Exercise directions: Go through the data below. List every line that holds the word "точность".

Records for the exercise:
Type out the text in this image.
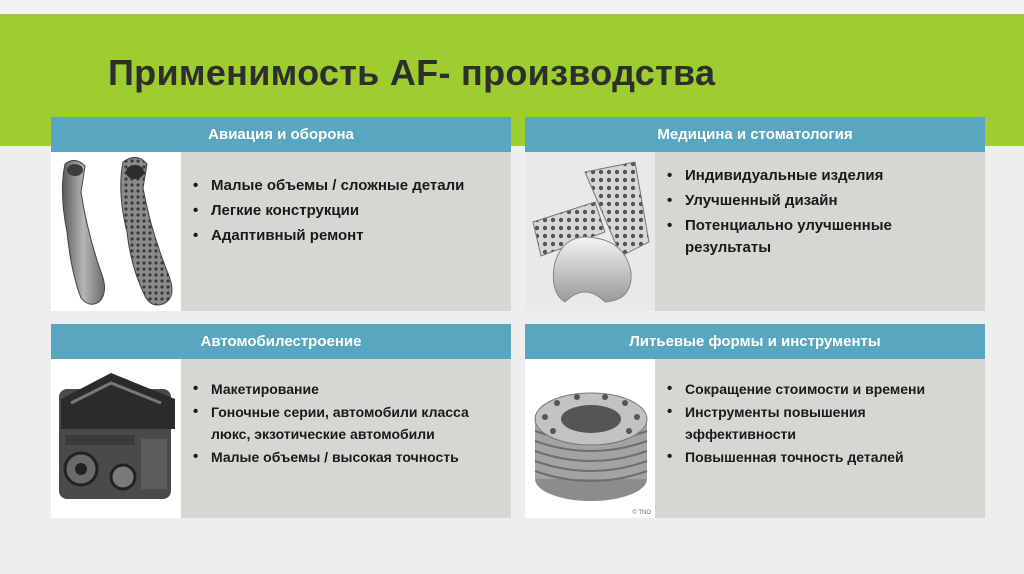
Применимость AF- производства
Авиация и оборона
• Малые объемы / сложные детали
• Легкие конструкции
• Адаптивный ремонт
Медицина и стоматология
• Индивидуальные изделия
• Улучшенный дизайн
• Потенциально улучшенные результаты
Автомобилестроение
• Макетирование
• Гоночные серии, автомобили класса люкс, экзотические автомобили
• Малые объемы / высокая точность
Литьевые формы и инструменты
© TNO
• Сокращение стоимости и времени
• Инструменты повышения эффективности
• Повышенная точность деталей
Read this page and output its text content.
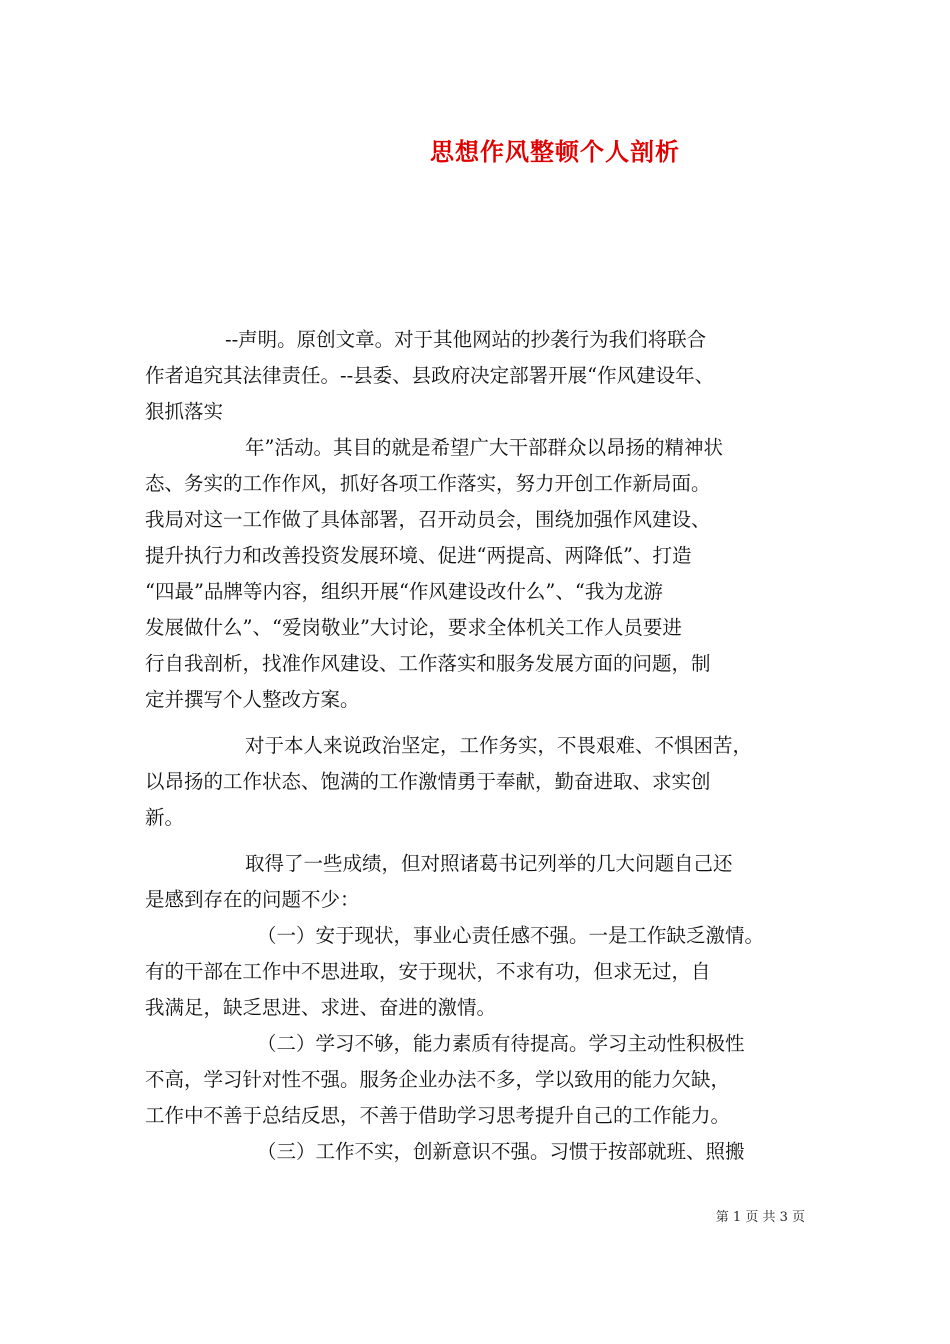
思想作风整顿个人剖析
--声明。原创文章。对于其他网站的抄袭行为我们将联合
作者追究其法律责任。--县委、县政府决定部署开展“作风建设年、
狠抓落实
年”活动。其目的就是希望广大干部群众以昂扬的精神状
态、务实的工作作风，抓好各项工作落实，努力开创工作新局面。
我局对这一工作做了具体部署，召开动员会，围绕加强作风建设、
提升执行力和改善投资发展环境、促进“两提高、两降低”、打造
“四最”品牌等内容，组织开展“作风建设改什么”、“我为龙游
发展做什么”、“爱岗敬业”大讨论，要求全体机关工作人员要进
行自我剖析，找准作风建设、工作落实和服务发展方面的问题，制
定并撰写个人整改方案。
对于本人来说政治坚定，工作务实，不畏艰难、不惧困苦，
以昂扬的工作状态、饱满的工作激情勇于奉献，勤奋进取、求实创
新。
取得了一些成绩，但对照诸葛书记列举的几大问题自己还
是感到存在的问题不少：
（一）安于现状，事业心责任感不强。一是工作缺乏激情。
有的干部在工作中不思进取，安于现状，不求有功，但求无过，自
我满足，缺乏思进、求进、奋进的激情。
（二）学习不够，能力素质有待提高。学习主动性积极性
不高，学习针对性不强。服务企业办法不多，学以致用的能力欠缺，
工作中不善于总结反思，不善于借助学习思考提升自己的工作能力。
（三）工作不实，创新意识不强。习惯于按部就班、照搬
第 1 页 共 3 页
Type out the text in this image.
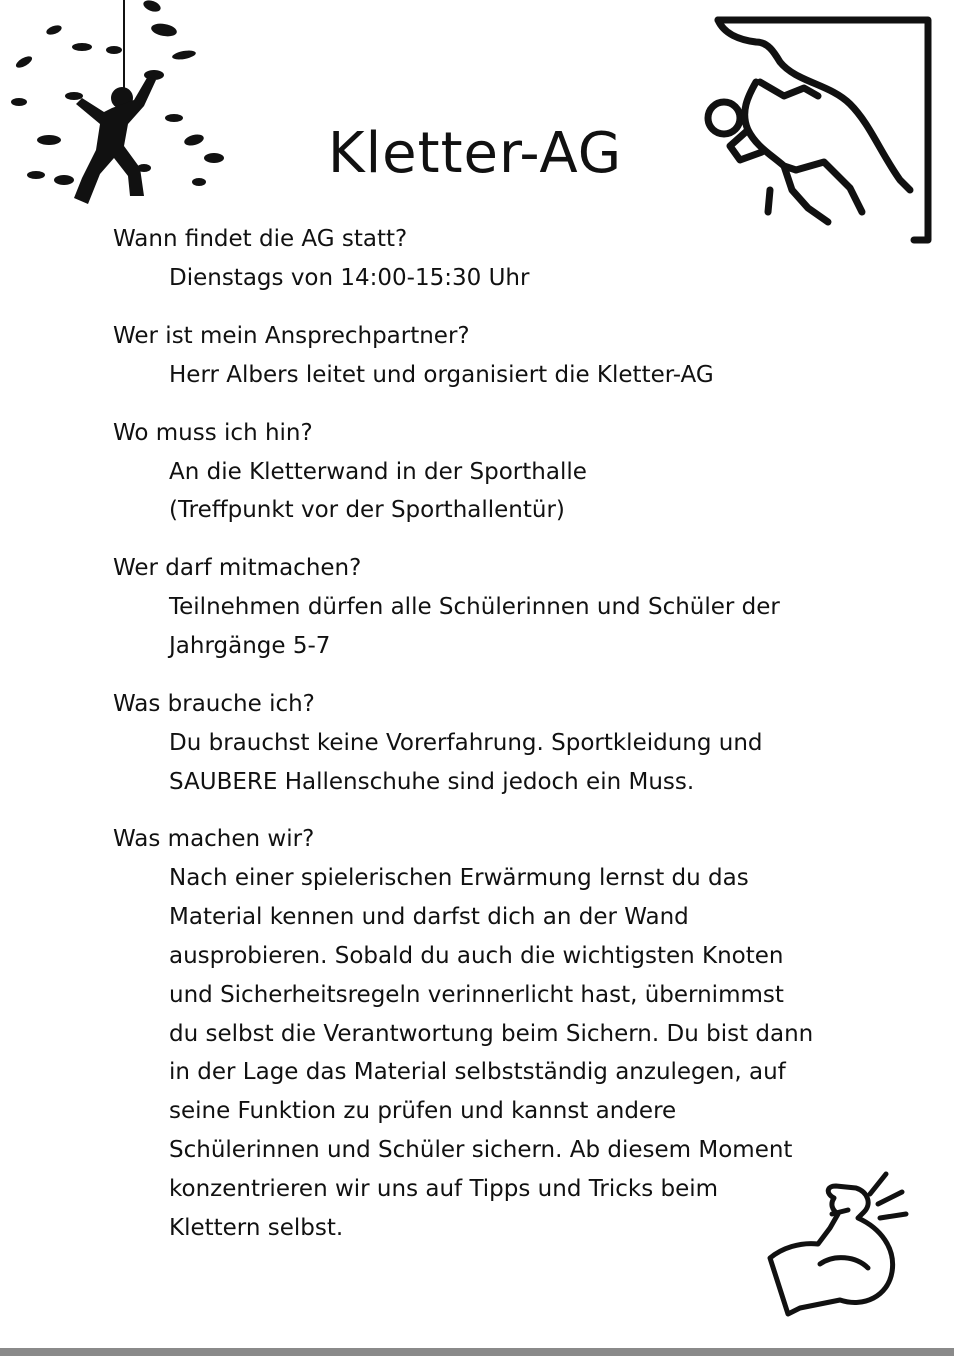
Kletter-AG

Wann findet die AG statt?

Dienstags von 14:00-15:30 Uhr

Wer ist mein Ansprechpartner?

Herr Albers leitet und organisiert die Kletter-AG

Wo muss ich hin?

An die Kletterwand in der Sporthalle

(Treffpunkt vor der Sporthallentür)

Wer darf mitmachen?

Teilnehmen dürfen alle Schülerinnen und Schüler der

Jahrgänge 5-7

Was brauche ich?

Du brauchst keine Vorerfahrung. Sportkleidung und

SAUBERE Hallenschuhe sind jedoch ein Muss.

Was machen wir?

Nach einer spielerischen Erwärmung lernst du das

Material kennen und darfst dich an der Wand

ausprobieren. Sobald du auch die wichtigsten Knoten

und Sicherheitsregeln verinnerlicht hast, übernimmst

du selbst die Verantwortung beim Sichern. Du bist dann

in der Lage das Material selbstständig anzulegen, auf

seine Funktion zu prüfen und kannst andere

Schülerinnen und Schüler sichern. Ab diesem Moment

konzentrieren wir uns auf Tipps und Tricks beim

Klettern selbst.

The reply:
• Малые объемы / высокая точность
• Повышенная точность деталей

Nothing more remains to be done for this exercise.